— Input —
• • • • •

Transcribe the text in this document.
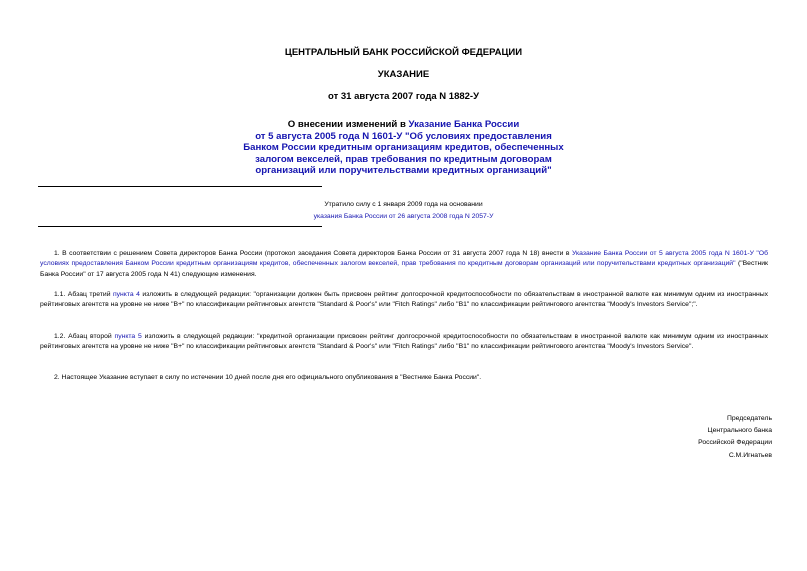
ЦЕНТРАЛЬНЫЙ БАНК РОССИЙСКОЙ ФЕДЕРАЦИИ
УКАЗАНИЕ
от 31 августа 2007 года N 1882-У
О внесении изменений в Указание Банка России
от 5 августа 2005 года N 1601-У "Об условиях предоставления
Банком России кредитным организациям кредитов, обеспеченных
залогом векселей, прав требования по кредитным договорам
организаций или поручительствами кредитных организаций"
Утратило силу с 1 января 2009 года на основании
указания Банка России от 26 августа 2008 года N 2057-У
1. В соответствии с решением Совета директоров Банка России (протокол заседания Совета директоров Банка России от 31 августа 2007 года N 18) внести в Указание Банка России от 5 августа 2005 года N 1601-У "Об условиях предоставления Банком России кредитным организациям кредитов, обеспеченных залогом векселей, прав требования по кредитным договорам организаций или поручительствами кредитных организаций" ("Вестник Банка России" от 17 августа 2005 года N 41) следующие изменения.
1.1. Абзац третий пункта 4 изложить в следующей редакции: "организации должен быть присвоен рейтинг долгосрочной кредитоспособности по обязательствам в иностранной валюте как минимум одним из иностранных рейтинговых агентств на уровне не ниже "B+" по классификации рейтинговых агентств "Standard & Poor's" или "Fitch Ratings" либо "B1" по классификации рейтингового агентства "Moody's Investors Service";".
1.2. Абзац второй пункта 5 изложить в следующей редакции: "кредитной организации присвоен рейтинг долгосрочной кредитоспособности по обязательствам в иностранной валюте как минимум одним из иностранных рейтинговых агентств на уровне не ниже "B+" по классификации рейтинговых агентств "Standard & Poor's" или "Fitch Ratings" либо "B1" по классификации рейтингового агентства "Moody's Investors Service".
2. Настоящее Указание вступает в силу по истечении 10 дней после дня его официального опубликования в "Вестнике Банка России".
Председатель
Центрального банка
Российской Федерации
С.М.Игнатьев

• • • • •

— Work instructions —
Report how many lines in the records above contain the word "организации", giving only the number.

— Answer to the task —
2